Requirements -
Work out how many lines include "Morning" and answer with that number only.

Record extracts -
----------------------------------------

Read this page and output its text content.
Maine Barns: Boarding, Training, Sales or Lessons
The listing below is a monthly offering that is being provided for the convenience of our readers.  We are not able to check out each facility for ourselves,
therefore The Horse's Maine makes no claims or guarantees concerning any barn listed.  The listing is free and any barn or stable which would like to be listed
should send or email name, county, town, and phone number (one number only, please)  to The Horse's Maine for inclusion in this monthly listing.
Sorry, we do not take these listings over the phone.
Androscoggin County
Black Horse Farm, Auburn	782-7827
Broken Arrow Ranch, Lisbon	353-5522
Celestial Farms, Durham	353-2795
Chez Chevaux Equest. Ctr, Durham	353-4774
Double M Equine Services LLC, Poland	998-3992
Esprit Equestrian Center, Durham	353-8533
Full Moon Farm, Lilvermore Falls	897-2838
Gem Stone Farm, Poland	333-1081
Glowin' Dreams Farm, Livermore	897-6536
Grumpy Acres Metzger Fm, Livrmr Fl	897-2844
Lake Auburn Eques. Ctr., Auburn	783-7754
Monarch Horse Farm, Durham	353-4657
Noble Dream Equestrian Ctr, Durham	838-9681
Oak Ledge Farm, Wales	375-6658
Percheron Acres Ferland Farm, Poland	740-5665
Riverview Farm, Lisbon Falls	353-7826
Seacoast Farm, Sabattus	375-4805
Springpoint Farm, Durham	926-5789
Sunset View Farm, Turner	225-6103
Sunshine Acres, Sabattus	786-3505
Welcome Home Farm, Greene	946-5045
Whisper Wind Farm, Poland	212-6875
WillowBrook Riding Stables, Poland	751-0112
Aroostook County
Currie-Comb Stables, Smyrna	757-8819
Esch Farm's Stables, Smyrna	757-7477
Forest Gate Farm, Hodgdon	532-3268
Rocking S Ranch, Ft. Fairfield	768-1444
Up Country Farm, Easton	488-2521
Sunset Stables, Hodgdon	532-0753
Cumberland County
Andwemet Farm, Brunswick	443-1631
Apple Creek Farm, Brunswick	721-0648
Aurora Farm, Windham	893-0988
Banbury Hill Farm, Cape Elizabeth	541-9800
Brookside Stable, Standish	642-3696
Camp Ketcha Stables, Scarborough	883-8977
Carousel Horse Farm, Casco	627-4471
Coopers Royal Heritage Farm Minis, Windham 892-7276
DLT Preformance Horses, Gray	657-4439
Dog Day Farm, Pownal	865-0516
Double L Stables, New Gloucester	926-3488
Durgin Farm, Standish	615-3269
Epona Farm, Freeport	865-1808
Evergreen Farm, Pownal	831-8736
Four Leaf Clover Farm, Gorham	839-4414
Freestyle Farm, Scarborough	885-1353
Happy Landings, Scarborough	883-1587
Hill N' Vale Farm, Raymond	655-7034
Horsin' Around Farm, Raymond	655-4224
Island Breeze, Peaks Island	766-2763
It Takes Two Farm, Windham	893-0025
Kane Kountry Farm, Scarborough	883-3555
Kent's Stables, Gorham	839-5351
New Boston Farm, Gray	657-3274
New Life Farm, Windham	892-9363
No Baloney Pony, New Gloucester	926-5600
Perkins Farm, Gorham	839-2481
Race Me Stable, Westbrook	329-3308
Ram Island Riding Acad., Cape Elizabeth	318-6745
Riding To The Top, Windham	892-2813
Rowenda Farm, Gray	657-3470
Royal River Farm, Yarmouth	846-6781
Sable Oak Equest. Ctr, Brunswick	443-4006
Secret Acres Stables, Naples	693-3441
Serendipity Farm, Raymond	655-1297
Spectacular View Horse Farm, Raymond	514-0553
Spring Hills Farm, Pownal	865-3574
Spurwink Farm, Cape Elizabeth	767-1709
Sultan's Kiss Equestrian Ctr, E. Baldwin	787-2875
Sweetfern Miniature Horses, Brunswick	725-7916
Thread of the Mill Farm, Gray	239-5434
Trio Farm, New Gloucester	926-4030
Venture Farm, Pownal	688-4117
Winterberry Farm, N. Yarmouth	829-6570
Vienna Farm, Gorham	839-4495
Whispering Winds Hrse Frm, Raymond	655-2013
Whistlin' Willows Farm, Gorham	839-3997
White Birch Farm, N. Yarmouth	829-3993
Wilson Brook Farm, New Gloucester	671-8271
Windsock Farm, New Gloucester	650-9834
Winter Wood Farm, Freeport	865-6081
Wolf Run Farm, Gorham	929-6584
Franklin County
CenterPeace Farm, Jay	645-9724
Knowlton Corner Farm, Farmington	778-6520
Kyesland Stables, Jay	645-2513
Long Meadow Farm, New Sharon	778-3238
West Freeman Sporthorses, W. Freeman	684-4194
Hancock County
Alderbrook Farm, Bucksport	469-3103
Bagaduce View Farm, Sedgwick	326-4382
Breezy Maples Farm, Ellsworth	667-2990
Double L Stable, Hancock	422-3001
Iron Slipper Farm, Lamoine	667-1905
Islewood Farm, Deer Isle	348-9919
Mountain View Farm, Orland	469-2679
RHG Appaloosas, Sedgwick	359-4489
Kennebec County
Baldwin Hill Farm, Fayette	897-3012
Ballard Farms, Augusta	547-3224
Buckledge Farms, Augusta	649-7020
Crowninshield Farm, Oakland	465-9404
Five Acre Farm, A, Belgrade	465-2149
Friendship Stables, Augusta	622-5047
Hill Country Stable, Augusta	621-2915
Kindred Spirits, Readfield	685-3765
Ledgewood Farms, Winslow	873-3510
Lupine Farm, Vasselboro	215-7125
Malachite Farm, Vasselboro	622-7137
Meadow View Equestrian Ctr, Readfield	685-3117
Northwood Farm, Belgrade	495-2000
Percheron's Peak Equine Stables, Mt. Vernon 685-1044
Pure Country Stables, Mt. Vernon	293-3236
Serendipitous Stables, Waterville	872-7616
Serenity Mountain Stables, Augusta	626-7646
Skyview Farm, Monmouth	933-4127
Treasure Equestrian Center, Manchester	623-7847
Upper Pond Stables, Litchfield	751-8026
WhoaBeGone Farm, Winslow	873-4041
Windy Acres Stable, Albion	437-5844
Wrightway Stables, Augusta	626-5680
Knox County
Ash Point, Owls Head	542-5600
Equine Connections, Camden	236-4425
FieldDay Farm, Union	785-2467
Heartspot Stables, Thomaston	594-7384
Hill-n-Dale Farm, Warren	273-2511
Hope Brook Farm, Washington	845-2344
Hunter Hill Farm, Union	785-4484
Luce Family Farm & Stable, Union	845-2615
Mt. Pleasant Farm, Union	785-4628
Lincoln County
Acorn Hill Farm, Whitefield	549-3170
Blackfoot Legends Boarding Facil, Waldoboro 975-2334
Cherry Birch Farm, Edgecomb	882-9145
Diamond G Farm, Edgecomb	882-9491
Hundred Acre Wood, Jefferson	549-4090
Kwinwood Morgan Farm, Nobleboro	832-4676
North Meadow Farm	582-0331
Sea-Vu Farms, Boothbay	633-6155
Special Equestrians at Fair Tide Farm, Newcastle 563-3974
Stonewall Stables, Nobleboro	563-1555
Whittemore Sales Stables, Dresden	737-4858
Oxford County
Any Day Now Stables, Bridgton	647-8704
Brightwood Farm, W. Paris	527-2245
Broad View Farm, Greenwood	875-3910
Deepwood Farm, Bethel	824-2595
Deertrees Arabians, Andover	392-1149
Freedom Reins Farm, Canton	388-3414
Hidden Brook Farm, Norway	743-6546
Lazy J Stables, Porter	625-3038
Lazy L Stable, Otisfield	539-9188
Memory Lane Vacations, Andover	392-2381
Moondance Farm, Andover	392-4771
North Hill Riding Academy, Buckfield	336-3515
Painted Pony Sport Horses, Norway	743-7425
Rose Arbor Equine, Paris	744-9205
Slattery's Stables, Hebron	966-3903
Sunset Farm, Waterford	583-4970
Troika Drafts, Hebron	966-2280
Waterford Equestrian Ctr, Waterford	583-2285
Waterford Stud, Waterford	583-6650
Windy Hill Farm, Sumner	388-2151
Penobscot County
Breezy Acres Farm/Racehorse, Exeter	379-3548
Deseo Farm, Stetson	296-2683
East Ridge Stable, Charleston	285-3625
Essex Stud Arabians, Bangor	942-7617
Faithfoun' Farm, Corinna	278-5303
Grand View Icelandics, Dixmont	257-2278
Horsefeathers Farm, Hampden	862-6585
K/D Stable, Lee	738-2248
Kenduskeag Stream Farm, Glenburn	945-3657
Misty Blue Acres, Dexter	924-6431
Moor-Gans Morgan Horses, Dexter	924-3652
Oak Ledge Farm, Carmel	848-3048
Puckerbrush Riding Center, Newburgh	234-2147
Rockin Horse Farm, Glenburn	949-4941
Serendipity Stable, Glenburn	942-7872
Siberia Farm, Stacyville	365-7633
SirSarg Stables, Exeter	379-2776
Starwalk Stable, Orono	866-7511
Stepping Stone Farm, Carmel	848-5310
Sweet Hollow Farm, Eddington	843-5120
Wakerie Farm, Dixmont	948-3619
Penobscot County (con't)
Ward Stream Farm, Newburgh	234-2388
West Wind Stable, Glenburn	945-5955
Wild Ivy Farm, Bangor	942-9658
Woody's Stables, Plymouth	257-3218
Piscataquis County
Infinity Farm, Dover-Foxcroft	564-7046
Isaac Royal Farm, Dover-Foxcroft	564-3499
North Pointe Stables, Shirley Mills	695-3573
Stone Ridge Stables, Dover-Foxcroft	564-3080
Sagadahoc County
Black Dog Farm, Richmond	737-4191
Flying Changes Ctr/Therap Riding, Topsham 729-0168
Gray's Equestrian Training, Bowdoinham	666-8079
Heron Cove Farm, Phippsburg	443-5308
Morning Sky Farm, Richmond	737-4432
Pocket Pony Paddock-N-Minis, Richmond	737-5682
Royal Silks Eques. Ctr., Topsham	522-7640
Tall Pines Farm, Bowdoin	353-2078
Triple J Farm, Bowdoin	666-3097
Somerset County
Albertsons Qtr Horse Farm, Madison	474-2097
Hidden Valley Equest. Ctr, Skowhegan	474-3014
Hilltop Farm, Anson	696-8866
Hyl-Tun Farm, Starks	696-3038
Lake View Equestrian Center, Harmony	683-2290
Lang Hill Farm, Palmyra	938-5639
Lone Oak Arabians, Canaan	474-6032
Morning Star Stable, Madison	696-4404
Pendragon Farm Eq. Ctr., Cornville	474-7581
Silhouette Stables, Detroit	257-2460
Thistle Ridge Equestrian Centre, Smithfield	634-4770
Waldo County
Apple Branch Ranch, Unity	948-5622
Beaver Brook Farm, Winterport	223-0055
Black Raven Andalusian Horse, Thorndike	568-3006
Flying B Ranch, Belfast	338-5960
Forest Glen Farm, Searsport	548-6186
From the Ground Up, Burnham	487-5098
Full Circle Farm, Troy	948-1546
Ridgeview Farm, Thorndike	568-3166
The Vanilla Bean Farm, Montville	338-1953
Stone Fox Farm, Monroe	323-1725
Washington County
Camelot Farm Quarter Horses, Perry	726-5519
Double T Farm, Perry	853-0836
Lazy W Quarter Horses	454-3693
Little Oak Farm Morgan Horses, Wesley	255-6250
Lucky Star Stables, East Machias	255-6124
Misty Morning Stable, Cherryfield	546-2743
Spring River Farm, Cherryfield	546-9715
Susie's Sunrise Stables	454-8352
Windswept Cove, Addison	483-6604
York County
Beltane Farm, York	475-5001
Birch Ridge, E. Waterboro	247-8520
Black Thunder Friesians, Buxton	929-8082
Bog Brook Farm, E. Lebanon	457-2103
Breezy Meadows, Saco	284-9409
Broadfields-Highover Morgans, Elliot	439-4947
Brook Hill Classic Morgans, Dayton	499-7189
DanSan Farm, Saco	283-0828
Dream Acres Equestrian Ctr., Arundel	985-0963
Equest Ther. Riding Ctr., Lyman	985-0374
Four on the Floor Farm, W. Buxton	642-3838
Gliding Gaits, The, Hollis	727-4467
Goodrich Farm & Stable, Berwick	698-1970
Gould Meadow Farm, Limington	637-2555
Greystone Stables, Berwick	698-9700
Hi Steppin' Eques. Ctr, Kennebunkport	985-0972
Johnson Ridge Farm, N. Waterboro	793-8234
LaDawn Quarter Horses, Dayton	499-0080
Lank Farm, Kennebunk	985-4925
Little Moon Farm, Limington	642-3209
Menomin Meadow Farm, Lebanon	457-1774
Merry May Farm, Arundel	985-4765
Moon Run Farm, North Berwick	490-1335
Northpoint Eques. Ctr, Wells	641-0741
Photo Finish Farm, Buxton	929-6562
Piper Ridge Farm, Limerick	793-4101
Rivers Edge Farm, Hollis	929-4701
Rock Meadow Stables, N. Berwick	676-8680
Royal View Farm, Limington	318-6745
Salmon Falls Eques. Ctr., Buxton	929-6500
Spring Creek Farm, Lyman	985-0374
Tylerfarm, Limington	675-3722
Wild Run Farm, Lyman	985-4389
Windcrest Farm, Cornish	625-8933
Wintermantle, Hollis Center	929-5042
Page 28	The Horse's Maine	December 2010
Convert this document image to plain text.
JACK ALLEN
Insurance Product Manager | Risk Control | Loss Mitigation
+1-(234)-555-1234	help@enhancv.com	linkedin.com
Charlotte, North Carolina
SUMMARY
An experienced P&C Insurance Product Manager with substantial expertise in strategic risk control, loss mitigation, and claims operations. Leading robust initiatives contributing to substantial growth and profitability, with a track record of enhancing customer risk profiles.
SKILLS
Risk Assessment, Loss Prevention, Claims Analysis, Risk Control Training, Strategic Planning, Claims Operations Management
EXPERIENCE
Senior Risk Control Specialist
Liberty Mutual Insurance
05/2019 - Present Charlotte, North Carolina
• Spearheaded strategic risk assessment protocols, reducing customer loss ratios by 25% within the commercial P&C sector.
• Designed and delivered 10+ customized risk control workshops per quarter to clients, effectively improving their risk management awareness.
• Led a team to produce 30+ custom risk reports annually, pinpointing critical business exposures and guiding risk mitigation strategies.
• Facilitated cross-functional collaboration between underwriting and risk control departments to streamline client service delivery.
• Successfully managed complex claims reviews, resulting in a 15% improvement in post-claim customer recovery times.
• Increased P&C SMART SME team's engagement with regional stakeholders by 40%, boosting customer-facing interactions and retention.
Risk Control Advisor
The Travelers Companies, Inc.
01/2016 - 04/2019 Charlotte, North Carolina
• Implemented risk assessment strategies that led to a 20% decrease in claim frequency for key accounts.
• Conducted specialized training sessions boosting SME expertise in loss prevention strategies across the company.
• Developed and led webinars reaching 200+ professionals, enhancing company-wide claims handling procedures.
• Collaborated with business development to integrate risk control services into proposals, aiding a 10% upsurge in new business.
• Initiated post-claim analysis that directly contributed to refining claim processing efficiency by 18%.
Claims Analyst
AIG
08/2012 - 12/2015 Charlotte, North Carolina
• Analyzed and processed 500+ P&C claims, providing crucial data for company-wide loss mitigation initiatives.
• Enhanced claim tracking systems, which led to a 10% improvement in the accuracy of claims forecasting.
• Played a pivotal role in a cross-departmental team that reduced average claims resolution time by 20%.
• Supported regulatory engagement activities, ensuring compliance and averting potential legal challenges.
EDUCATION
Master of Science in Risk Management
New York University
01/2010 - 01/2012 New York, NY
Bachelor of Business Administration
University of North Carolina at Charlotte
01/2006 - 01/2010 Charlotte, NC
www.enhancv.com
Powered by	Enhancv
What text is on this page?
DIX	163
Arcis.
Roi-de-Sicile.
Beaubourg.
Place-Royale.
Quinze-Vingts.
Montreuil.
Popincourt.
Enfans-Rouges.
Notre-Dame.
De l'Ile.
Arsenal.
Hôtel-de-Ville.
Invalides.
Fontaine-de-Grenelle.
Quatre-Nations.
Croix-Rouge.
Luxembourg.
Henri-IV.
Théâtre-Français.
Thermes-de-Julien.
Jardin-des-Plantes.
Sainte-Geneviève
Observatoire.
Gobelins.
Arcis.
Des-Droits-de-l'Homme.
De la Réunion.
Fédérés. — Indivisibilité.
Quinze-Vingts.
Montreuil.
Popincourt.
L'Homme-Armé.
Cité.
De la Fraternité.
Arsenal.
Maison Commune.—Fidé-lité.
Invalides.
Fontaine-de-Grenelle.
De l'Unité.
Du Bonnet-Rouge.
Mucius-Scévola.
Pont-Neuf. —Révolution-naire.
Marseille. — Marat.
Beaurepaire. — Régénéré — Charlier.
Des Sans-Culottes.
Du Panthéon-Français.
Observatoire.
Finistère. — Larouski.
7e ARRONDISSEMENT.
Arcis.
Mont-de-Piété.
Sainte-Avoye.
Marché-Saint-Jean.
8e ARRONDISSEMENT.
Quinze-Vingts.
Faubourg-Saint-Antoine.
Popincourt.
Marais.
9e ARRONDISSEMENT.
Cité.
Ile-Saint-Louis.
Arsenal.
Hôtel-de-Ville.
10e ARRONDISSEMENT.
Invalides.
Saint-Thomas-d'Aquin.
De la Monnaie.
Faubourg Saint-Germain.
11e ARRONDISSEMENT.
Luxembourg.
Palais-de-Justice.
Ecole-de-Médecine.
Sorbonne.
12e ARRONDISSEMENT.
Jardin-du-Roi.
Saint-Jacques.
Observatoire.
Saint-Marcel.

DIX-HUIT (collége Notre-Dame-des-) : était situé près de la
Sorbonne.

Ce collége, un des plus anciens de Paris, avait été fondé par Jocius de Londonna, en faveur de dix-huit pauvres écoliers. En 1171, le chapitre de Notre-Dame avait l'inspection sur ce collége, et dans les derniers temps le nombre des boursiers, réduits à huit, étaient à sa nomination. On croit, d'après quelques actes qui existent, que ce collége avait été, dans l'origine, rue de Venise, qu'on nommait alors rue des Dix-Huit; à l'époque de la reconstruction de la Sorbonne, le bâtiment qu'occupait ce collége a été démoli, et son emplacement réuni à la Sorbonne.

----------------------------------------

Solution -
3